» Problem
Lines that hold the word "better" should be located and copied.

» Stored rows
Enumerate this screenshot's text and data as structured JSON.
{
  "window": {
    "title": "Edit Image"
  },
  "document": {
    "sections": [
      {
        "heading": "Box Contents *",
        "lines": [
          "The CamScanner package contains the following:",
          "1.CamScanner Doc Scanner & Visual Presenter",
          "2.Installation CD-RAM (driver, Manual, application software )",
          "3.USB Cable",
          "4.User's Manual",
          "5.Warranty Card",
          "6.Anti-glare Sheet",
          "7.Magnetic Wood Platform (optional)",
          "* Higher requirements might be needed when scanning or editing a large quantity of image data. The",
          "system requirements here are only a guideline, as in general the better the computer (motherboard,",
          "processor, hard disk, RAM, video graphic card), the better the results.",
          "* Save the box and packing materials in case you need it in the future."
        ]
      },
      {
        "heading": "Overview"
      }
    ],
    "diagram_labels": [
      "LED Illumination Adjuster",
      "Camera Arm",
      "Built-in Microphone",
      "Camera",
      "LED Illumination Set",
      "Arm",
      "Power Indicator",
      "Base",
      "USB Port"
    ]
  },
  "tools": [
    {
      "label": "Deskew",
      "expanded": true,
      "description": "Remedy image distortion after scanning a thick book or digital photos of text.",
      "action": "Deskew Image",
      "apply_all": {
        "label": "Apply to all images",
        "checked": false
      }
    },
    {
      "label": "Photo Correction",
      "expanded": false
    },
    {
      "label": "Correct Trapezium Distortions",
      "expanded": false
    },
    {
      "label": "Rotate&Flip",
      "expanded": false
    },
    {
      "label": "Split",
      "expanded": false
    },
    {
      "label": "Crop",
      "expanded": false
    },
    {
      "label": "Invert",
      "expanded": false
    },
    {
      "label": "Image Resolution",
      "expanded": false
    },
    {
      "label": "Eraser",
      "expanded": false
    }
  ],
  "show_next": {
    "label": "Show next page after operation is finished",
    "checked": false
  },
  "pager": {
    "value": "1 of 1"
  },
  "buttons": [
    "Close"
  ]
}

» Result of this exercise
          "system requirements here are only a guideline, as in general the better the computer (motherboard,",
          "processor, hard disk, RAM, video graphic card), the better the results.",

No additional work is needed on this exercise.